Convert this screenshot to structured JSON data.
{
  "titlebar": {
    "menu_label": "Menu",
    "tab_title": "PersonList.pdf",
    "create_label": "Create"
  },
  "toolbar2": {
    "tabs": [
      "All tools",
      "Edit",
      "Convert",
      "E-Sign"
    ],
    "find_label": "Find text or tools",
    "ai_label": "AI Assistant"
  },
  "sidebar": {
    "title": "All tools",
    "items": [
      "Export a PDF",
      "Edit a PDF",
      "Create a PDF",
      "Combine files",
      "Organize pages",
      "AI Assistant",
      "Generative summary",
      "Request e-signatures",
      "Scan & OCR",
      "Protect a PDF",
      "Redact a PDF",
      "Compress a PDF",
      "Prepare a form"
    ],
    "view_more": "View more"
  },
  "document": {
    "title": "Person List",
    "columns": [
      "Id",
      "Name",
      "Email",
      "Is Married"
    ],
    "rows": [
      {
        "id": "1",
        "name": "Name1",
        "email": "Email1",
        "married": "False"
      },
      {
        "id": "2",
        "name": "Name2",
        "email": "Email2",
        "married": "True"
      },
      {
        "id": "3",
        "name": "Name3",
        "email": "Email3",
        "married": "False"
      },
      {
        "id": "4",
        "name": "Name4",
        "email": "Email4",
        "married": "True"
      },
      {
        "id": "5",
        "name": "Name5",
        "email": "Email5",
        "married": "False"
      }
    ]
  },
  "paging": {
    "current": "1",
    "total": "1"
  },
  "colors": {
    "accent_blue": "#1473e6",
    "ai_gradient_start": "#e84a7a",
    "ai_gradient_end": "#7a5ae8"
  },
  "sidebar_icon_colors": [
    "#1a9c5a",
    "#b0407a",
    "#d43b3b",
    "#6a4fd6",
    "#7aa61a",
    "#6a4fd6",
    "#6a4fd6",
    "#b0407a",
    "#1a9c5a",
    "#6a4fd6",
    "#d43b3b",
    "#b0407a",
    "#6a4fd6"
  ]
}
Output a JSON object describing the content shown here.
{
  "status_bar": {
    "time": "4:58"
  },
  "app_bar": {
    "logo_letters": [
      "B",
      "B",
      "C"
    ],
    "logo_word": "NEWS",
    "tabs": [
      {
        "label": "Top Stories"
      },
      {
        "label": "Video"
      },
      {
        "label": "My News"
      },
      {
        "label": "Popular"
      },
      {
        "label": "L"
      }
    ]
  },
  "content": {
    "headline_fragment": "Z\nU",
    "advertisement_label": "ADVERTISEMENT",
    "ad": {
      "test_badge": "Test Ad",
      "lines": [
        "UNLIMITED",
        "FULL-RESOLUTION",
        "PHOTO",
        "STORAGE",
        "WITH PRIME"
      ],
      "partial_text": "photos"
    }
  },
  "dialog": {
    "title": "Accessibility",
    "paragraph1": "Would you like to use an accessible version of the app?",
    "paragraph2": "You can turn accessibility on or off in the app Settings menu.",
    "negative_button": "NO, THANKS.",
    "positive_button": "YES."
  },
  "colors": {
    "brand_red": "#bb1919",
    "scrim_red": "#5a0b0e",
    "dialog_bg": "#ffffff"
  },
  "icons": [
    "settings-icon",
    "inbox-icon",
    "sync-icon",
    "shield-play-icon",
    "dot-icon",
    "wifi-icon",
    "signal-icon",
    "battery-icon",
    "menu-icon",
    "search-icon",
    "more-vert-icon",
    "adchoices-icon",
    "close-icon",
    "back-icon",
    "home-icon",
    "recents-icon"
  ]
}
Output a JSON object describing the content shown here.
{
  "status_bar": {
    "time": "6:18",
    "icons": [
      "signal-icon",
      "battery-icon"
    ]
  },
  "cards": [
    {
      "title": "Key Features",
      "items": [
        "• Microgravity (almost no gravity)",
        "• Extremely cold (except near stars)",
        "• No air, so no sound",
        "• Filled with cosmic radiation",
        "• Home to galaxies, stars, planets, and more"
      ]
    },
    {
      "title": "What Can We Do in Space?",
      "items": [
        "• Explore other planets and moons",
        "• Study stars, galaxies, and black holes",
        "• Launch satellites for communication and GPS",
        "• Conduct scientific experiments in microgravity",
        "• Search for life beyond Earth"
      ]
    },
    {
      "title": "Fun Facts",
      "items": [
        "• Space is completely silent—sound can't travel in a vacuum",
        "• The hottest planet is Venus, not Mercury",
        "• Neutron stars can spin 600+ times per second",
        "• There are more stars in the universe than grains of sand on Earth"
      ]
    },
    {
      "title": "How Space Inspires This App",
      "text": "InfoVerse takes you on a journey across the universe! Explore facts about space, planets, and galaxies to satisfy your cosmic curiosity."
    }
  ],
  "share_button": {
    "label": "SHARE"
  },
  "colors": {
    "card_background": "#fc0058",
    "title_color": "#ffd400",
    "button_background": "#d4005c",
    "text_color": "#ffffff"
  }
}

- - - -

● What you will do
Write out every entry again, keeping each line exactly the same.

● Answer to this task
Convert this screenshot to structured JSON data.
{
  "titlebar": {
    "menu_label": "Menu",
    "tab_title": "PersonList.pdf",
    "create_label": "Create"
  },
  "toolbar2": {
    "tabs": [
      "All tools",
      "Edit",
      "Convert",
      "E-Sign"
    ],
    "find_label": "Find text or tools",
    "ai_label": "AI Assistant"
  },
  "sidebar": {
    "title": "All tools",
    "items": [
      "Export a PDF",
      "Edit a PDF",
      "Create a PDF",
      "Combine files",
      "Organize pages",
      "AI Assistant",
      "Generative summary",
      "Request e-signatures",
      "Scan & OCR",
      "Protect a PDF",
      "Redact a PDF",
      "Compress a PDF",
      "Prepare a form"
    ],
    "view_more": "View more"
  },
  "document": {
    "title": "Person List",
    "columns": [
      "Id",
      "Name",
      "Email",
      "Is Married"
    ],
    "rows": [
      {
        "id": "1",
        "name": "Name1",
        "email": "Email1",
        "married": "False"
      },
      {
        "id": "2",
        "name": "Name2",
        "email": "Email2",
        "married": "True"
      },
      {
        "id": "3",
        "name": "Name3",
        "email": "Email3",
        "married": "False"
      },
      {
        "id": "4",
        "name": "Name4",
        "email": "Email4",
        "married": "True"
      },
      {
        "id": "5",
        "name": "Name5",
        "email": "Email5",
        "married": "False"
      }
    ]
  },
  "paging": {
    "current": "1",
    "total": "1"
  },
  "colors": {
    "accent_blue": "#1473e6",
    "ai_gradient_start": "#e84a7a",
    "ai_gradient_end": "#7a5ae8"
  },
  "sidebar_icon_colors": [
    "#1a9c5a",
    "#b0407a",
    "#d43b3b",
    "#6a4fd6",
    "#7aa61a",
    "#6a4fd6",
    "#6a4fd6",
    "#b0407a",
    "#1a9c5a",
    "#6a4fd6",
    "#d43b3b",
    "#b0407a",
    "#6a4fd6"
  ]
}
Output a JSON object describing the content shown here.
{
  "status_bar": {
    "time": "4:58"
  },
  "app_bar": {
    "logo_letters": [
      "B",
      "B",
      "C"
    ],
    "logo_word": "NEWS",
    "tabs": [
      {
        "label": "Top Stories"
      },
      {
        "label": "Video"
      },
      {
        "label": "My News"
      },
      {
        "label": "Popular"
      },
      {
        "label": "L"
      }
    ]
  },
  "content": {
    "headline_fragment": "Z\nU",
    "advertisement_label": "ADVERTISEMENT",
    "ad": {
      "test_badge": "Test Ad",
      "lines": [
        "UNLIMITED",
        "FULL-RESOLUTION",
        "PHOTO",
        "STORAGE",
        "WITH PRIME"
      ],
      "partial_text": "photos"
    }
  },
  "dialog": {
    "title": "Accessibility",
    "paragraph1": "Would you like to use an accessible version of the app?",
    "paragraph2": "You can turn accessibility on or off in the app Settings menu.",
    "negative_button": "NO, THANKS.",
    "positive_button": "YES."
  },
  "colors": {
    "brand_red": "#bb1919",
    "scrim_red": "#5a0b0e",
    "dialog_bg": "#ffffff"
  },
  "icons": [
    "settings-icon",
    "inbox-icon",
    "sync-icon",
    "shield-play-icon",
    "dot-icon",
    "wifi-icon",
    "signal-icon",
    "battery-icon",
    "menu-icon",
    "search-icon",
    "more-vert-icon",
    "adchoices-icon",
    "close-icon",
    "back-icon",
    "home-icon",
    "recents-icon"
  ]
}
Output a JSON object describing the content shown here.
{
  "status_bar": {
    "time": "6:18",
    "icons": [
      "signal-icon",
      "battery-icon"
    ]
  },
  "cards": [
    {
      "title": "Key Features",
      "items": [
        "• Microgravity (almost no gravity)",
        "• Extremely cold (except near stars)",
        "• No air, so no sound",
        "• Filled with cosmic radiation",
        "• Home to galaxies, stars, planets, and more"
      ]
    },
    {
      "title": "What Can We Do in Space?",
      "items": [
        "• Explore other planets and moons",
        "• Study stars, galaxies, and black holes",
        "• Launch satellites for communication and GPS",
        "• Conduct scientific experiments in microgravity",
        "• Search for life beyond Earth"
      ]
    },
    {
      "title": "Fun Facts",
      "items": [
        "• Space is completely silent—sound can't travel in a vacuum",
        "• The hottest planet is Venus, not Mercury",
        "• Neutron stars can spin 600+ times per second",
        "• There are more stars in the universe than grains of sand on Earth"
      ]
    },
    {
      "title": "How Space Inspires This App",
      "text": "InfoVerse takes you on a journey across the universe! Explore facts about space, planets, and galaxies to satisfy your cosmic curiosity."
    }
  ],
  "share_button": {
    "label": "SHARE"
  },
  "colors": {
    "card_background": "#fc0058",
    "title_color": "#ffd400",
    "button_background": "#d4005c",
    "text_color": "#ffffff"
  }
}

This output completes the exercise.